PROBLEM DESCRIPTION> Return all of the data exactly as given.

PROVIDED RECORDS>
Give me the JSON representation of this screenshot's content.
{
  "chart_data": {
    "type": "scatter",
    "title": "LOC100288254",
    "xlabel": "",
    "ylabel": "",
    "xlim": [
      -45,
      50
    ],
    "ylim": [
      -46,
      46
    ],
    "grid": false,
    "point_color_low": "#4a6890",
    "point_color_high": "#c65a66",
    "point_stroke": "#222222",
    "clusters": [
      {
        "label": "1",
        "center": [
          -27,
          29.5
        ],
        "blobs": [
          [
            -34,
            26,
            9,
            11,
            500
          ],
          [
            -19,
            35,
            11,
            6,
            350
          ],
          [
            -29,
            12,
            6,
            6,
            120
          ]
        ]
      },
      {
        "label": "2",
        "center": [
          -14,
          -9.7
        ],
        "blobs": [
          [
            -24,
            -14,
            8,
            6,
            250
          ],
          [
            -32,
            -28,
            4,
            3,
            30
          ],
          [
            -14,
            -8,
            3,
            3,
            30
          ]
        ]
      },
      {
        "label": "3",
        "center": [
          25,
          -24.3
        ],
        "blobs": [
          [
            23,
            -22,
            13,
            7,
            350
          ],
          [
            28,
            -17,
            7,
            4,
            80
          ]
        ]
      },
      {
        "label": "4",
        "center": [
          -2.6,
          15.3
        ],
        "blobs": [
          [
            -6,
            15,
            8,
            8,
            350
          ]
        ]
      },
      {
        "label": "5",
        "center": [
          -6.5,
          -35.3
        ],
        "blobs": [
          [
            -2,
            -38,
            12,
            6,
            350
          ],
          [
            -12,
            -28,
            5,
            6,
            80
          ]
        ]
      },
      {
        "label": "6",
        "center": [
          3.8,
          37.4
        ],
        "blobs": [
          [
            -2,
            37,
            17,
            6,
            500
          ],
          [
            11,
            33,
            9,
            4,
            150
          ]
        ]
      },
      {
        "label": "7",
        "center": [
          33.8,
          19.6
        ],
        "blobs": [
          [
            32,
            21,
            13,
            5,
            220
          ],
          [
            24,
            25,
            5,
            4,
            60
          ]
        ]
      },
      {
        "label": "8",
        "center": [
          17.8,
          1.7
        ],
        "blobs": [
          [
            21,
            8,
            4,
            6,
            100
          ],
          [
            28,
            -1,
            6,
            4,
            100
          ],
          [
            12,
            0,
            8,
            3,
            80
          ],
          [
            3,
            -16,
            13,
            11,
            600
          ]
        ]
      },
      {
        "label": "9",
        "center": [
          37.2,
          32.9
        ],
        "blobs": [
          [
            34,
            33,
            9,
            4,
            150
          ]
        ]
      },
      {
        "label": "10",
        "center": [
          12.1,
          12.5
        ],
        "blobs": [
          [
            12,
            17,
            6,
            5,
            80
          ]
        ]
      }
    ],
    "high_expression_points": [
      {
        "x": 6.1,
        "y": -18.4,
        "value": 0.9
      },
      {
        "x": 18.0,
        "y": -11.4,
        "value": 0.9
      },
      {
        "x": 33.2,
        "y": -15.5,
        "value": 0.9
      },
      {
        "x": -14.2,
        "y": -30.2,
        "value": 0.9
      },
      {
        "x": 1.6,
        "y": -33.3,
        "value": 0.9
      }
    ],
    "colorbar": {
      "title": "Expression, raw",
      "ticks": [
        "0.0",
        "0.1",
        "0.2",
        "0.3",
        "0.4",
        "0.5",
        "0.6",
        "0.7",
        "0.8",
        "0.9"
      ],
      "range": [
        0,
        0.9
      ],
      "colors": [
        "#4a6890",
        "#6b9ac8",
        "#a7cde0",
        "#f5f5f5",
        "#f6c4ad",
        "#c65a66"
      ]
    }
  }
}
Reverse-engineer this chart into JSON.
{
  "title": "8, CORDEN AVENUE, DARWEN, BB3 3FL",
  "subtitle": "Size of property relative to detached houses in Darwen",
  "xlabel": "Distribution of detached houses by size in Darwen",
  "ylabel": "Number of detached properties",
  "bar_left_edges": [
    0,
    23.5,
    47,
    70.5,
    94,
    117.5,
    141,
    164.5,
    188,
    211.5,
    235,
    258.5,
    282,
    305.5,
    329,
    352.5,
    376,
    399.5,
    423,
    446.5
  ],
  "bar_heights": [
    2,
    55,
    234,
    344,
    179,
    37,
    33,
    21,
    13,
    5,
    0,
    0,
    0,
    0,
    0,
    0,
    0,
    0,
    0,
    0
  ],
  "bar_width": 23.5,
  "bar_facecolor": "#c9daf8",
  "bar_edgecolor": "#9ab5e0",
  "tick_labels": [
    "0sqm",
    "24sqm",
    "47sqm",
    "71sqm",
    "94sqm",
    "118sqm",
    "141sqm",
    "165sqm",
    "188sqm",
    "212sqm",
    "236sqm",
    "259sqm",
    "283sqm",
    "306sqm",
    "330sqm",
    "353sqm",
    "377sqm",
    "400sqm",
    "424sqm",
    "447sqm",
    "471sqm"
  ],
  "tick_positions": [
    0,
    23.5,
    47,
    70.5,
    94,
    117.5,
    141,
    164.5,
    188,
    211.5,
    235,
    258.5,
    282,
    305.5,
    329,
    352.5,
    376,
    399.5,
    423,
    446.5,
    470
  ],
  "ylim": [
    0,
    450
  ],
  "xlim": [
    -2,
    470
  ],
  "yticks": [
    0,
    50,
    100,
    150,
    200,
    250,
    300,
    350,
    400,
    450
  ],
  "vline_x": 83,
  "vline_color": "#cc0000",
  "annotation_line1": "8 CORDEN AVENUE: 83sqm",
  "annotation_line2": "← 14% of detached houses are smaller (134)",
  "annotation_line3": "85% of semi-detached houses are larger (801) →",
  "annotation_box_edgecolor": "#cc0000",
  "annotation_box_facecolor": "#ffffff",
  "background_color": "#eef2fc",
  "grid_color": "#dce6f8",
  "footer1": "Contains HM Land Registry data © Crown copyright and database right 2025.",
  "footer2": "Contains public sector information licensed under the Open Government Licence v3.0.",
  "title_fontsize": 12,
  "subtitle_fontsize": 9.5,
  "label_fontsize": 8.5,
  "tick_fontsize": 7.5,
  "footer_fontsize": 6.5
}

THE SOLUTION>
Give me the JSON representation of this screenshot's content.
{
  "chart_data": {
    "type": "scatter",
    "title": "LOC100288254",
    "xlabel": "",
    "ylabel": "",
    "xlim": [
      -45,
      50
    ],
    "ylim": [
      -46,
      46
    ],
    "grid": false,
    "point_color_low": "#4a6890",
    "point_color_high": "#c65a66",
    "point_stroke": "#222222",
    "clusters": [
      {
        "label": "1",
        "center": [
          -27,
          29.5
        ],
        "blobs": [
          [
            -34,
            26,
            9,
            11,
            500
          ],
          [
            -19,
            35,
            11,
            6,
            350
          ],
          [
            -29,
            12,
            6,
            6,
            120
          ]
        ]
      },
      {
        "label": "2",
        "center": [
          -14,
          -9.7
        ],
        "blobs": [
          [
            -24,
            -14,
            8,
            6,
            250
          ],
          [
            -32,
            -28,
            4,
            3,
            30
          ],
          [
            -14,
            -8,
            3,
            3,
            30
          ]
        ]
      },
      {
        "label": "3",
        "center": [
          25,
          -24.3
        ],
        "blobs": [
          [
            23,
            -22,
            13,
            7,
            350
          ],
          [
            28,
            -17,
            7,
            4,
            80
          ]
        ]
      },
      {
        "label": "4",
        "center": [
          -2.6,
          15.3
        ],
        "blobs": [
          [
            -6,
            15,
            8,
            8,
            350
          ]
        ]
      },
      {
        "label": "5",
        "center": [
          -6.5,
          -35.3
        ],
        "blobs": [
          [
            -2,
            -38,
            12,
            6,
            350
          ],
          [
            -12,
            -28,
            5,
            6,
            80
          ]
        ]
      },
      {
        "label": "6",
        "center": [
          3.8,
          37.4
        ],
        "blobs": [
          [
            -2,
            37,
            17,
            6,
            500
          ],
          [
            11,
            33,
            9,
            4,
            150
          ]
        ]
      },
      {
        "label": "7",
        "center": [
          33.8,
          19.6
        ],
        "blobs": [
          [
            32,
            21,
            13,
            5,
            220
          ],
          [
            24,
            25,
            5,
            4,
            60
          ]
        ]
      },
      {
        "label": "8",
        "center": [
          17.8,
          1.7
        ],
        "blobs": [
          [
            21,
            8,
            4,
            6,
            100
          ],
          [
            28,
            -1,
            6,
            4,
            100
          ],
          [
            12,
            0,
            8,
            3,
            80
          ],
          [
            3,
            -16,
            13,
            11,
            600
          ]
        ]
      },
      {
        "label": "9",
        "center": [
          37.2,
          32.9
        ],
        "blobs": [
          [
            34,
            33,
            9,
            4,
            150
          ]
        ]
      },
      {
        "label": "10",
        "center": [
          12.1,
          12.5
        ],
        "blobs": [
          [
            12,
            17,
            6,
            5,
            80
          ]
        ]
      }
    ],
    "high_expression_points": [
      {
        "x": 6.1,
        "y": -18.4,
        "value": 0.9
      },
      {
        "x": 18.0,
        "y": -11.4,
        "value": 0.9
      },
      {
        "x": 33.2,
        "y": -15.5,
        "value": 0.9
      },
      {
        "x": -14.2,
        "y": -30.2,
        "value": 0.9
      },
      {
        "x": 1.6,
        "y": -33.3,
        "value": 0.9
      }
    ],
    "colorbar": {
      "title": "Expression, raw",
      "ticks": [
        "0.0",
        "0.1",
        "0.2",
        "0.3",
        "0.4",
        "0.5",
        "0.6",
        "0.7",
        "0.8",
        "0.9"
      ],
      "range": [
        0,
        0.9
      ],
      "colors": [
        "#4a6890",
        "#6b9ac8",
        "#a7cde0",
        "#f5f5f5",
        "#f6c4ad",
        "#c65a66"
      ]
    }
  }
}
Reverse-engineer this chart into JSON.
{
  "title": "8, CORDEN AVENUE, DARWEN, BB3 3FL",
  "subtitle": "Size of property relative to detached houses in Darwen",
  "xlabel": "Distribution of detached houses by size in Darwen",
  "ylabel": "Number of detached properties",
  "bar_left_edges": [
    0,
    23.5,
    47,
    70.5,
    94,
    117.5,
    141,
    164.5,
    188,
    211.5,
    235,
    258.5,
    282,
    305.5,
    329,
    352.5,
    376,
    399.5,
    423,
    446.5
  ],
  "bar_heights": [
    2,
    55,
    234,
    344,
    179,
    37,
    33,
    21,
    13,
    5,
    0,
    0,
    0,
    0,
    0,
    0,
    0,
    0,
    0,
    0
  ],
  "bar_width": 23.5,
  "bar_facecolor": "#c9daf8",
  "bar_edgecolor": "#9ab5e0",
  "tick_labels": [
    "0sqm",
    "24sqm",
    "47sqm",
    "71sqm",
    "94sqm",
    "118sqm",
    "141sqm",
    "165sqm",
    "188sqm",
    "212sqm",
    "236sqm",
    "259sqm",
    "283sqm",
    "306sqm",
    "330sqm",
    "353sqm",
    "377sqm",
    "400sqm",
    "424sqm",
    "447sqm",
    "471sqm"
  ],
  "tick_positions": [
    0,
    23.5,
    47,
    70.5,
    94,
    117.5,
    141,
    164.5,
    188,
    211.5,
    235,
    258.5,
    282,
    305.5,
    329,
    352.5,
    376,
    399.5,
    423,
    446.5,
    470
  ],
  "ylim": [
    0,
    450
  ],
  "xlim": [
    -2,
    470
  ],
  "yticks": [
    0,
    50,
    100,
    150,
    200,
    250,
    300,
    350,
    400,
    450
  ],
  "vline_x": 83,
  "vline_color": "#cc0000",
  "annotation_line1": "8 CORDEN AVENUE: 83sqm",
  "annotation_line2": "← 14% of detached houses are smaller (134)",
  "annotation_line3": "85% of semi-detached houses are larger (801) →",
  "annotation_box_edgecolor": "#cc0000",
  "annotation_box_facecolor": "#ffffff",
  "background_color": "#eef2fc",
  "grid_color": "#dce6f8",
  "footer1": "Contains HM Land Registry data © Crown copyright and database right 2025.",
  "footer2": "Contains public sector information licensed under the Open Government Licence v3.0.",
  "title_fontsize": 12,
  "subtitle_fontsize": 9.5,
  "label_fontsize": 8.5,
  "tick_fontsize": 7.5,
  "footer_fontsize": 6.5
}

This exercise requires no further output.